Rock lobster in Brazil

Brazil is one of the top three countries producing rock lobster, together with Cuba and Nicaragua. Rock lobster, also known as the Caribbean Spiny Lobster, is found along the coastal waters in the northern part of Brazil close to Fortaleza. Here, two main species of rock lobster are caught: Panulirus argus (90%) and Panulirus laevicauda (10%). The focus of this page is only on Panulirus argus, as this species is caught more often and is preferred by the United States and Europe because of its nicer color and two remarkable spots on the back. Brazilian rock lobsters are well regarded for being tender and sweet. The large demand for this product results in quite high prices, easily reaching € 35.00/kg for the tails in the wholesale markets. Import duty for Brazil to Europe is 12.5%, where Nicaragua and Cuba have none. To maintain and protect the population from being overfished due to strong market demand, strict catch measures have been put in place by the Brazilian authorities like catch seasons and minimum size regulations. Eight of the bigger lobster companies hired Cedepesca to do a study of the lobster in Brazilian waters with the aim to give a more sustainable outlook of the industry. This study needs at least two more years after which the eight companies will issue a kind of sustainability certification for Brazilian lobster.

Element position data:
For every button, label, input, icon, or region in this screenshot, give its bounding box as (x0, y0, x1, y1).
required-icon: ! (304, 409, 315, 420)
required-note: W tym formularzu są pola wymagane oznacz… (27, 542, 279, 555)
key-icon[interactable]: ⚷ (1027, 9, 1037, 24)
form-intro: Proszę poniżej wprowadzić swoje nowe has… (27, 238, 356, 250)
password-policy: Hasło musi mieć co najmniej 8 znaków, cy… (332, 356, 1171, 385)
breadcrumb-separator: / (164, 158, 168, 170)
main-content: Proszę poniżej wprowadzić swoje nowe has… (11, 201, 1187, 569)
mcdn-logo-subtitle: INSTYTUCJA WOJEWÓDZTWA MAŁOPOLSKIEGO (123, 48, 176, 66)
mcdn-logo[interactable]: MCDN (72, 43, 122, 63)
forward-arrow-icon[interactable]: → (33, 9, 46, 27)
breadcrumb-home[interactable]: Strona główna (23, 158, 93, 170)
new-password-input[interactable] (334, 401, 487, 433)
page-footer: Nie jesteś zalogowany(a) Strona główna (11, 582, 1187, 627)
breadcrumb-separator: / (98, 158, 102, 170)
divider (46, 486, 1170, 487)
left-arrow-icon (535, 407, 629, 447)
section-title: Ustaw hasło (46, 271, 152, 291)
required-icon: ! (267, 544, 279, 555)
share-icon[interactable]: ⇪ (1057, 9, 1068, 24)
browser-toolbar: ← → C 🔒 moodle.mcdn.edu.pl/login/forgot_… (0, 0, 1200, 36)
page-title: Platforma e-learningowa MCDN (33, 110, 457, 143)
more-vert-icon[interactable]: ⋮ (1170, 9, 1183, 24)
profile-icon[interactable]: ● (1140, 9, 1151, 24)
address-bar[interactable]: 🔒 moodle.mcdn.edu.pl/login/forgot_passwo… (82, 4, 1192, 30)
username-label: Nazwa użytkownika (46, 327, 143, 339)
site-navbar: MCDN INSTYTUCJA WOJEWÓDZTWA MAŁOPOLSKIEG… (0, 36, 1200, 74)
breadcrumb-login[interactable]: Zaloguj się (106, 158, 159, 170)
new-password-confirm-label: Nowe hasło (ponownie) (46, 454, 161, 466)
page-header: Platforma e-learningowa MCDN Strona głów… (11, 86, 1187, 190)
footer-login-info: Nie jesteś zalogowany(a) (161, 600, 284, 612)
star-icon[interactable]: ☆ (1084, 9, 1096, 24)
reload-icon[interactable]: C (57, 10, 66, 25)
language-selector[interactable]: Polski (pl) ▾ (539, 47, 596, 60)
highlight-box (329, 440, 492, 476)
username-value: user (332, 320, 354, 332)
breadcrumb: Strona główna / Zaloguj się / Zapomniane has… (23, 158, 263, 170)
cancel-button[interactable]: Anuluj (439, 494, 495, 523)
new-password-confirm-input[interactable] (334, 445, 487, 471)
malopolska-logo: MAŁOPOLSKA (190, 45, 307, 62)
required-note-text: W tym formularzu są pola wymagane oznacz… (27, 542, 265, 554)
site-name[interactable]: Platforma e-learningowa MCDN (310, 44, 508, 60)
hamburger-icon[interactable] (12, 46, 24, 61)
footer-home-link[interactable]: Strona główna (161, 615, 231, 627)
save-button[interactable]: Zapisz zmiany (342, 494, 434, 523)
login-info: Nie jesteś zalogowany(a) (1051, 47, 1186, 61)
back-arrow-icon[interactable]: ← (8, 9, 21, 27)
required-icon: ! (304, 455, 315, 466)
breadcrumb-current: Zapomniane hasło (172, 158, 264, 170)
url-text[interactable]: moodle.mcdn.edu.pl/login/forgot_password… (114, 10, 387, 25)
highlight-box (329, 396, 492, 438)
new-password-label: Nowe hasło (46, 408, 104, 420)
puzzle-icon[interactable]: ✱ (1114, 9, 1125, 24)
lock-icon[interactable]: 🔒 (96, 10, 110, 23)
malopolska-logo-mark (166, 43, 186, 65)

▶ _Set exercise A_:
Name every country that the text on rock lobster in Brazil mentions.
▶ _Set exercise B_:
Copy the records word for word, from their first line up to and including the line containing "breadcrumb-separator: / (164, 158, 168, 170)".
The text and the records have no connection to each other.

▶ _Written solution A_:
Brazil, Cuba, Nicaragua, the United States

▶ _Written solution B_:
For every button, label, input, icon, or region in this screenshot, give its bounding box as (x0, y0, x1, y1).
required-icon: ! (304, 409, 315, 420)
required-note: W tym formularzu są pola wymagane oznacz… (27, 542, 279, 555)
key-icon[interactable]: ⚷ (1027, 9, 1037, 24)
form-intro: Proszę poniżej wprowadzić swoje nowe has… (27, 238, 356, 250)
password-policy: Hasło musi mieć co najmniej 8 znaków, cy… (332, 356, 1171, 385)
breadcrumb-separator: / (164, 158, 168, 170)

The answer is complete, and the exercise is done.